**Aim of the exercise**:
Omit any picture, and return the remaining data exactly as written.

**Material for this task**:
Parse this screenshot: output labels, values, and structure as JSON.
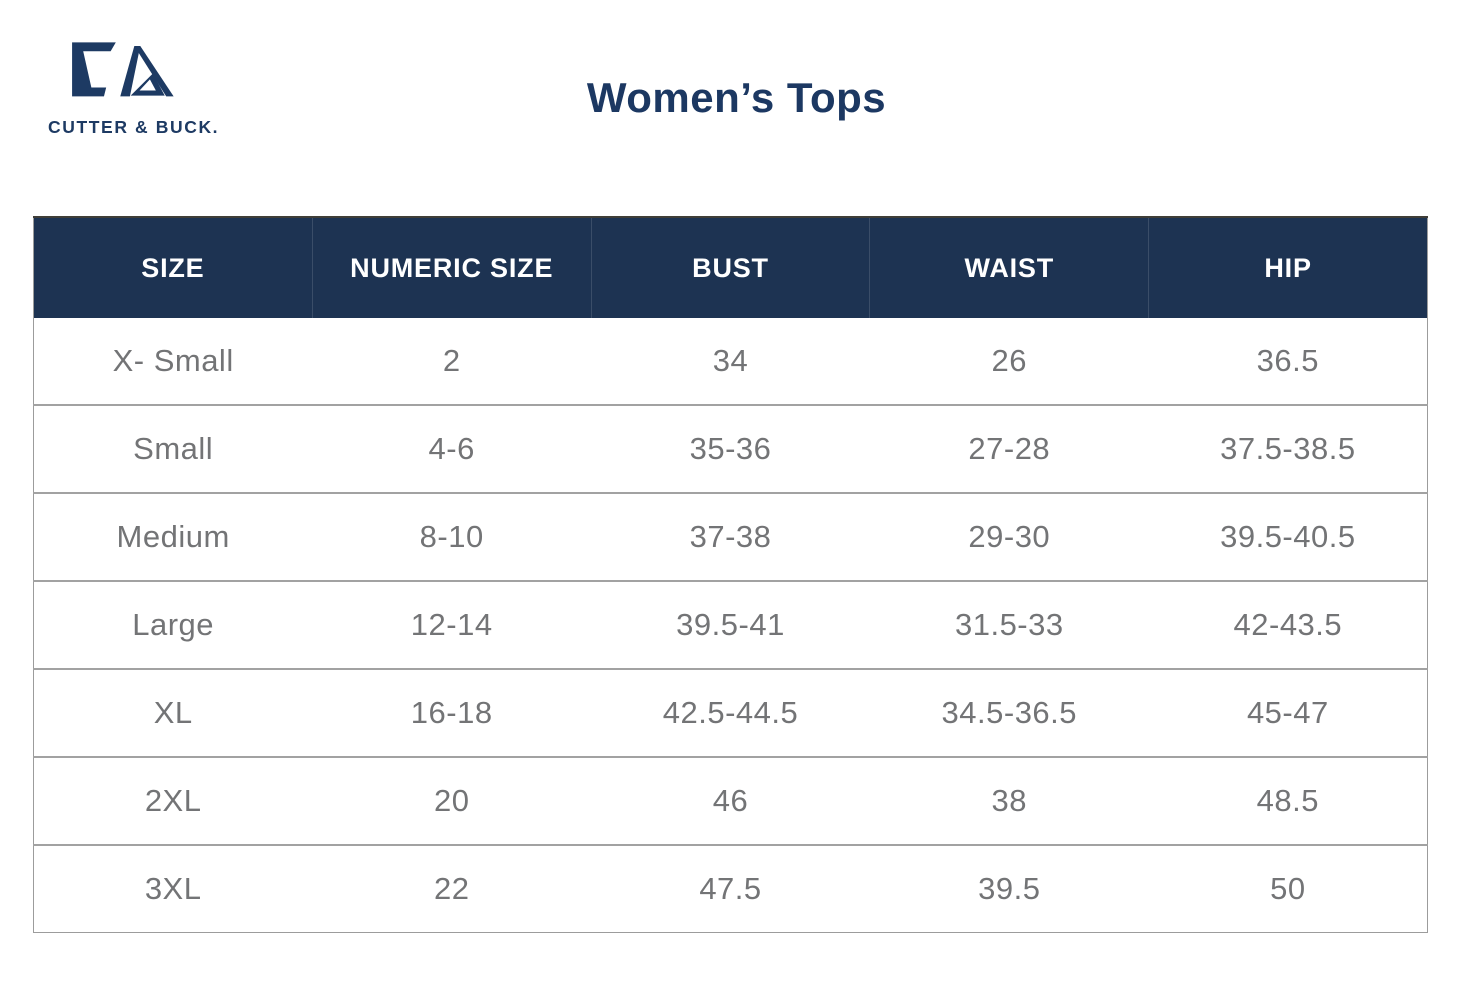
{
  "brand": {
    "wordmark": "CUTTER & BUCK.",
    "logo_icon": "cb-monogram-icon",
    "navy": "#1d3a63"
  },
  "page": {
    "title": "Women’s Tops"
  },
  "colors": {
    "header_background": "#1d3352",
    "header_text": "#ffffff",
    "body_text": "#737476",
    "row_divider": "#a2a2a2",
    "table_border": "#9c9c9c"
  },
  "table": {
    "columns": [
      "SIZE",
      "NUMERIC SIZE",
      "BUST",
      "WAIST",
      "HIP"
    ],
    "rows": [
      [
        "X- Small",
        "2",
        "34",
        "26",
        "36.5"
      ],
      [
        "Small",
        "4-6",
        "35-36",
        "27-28",
        "37.5-38.5"
      ],
      [
        "Medium",
        "8-10",
        "37-38",
        "29-30",
        "39.5-40.5"
      ],
      [
        "Large",
        "12-14",
        "39.5-41",
        "31.5-33",
        "42-43.5"
      ],
      [
        "XL",
        "16-18",
        "42.5-44.5",
        "34.5-36.5",
        "45-47"
      ],
      [
        "2XL",
        "20",
        "46",
        "38",
        "48.5"
      ],
      [
        "3XL",
        "22",
        "47.5",
        "39.5",
        "50"
      ]
    ]
  }
}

**Task answer**:
Parse this screenshot: output labels, values, and structure as JSON.
{
  "brand": {
    "wordmark": "CUTTER & BUCK.",
    "logo_icon": "cb-monogram-icon",
    "navy": "#1d3a63"
  },
  "page": {
    "title": "Women’s Tops"
  },
  "colors": {
    "header_background": "#1d3352",
    "header_text": "#ffffff",
    "body_text": "#737476",
    "row_divider": "#a2a2a2",
    "table_border": "#9c9c9c"
  },
  "table": {
    "columns": [
      "SIZE",
      "NUMERIC SIZE",
      "BUST",
      "WAIST",
      "HIP"
    ],
    "rows": [
      [
        "X- Small",
        "2",
        "34",
        "26",
        "36.5"
      ],
      [
        "Small",
        "4-6",
        "35-36",
        "27-28",
        "37.5-38.5"
      ],
      [
        "Medium",
        "8-10",
        "37-38",
        "29-30",
        "39.5-40.5"
      ],
      [
        "Large",
        "12-14",
        "39.5-41",
        "31.5-33",
        "42-43.5"
      ],
      [
        "XL",
        "16-18",
        "42.5-44.5",
        "34.5-36.5",
        "45-47"
      ],
      [
        "2XL",
        "20",
        "46",
        "38",
        "48.5"
      ],
      [
        "3XL",
        "22",
        "47.5",
        "39.5",
        "50"
      ]
    ]
  }
}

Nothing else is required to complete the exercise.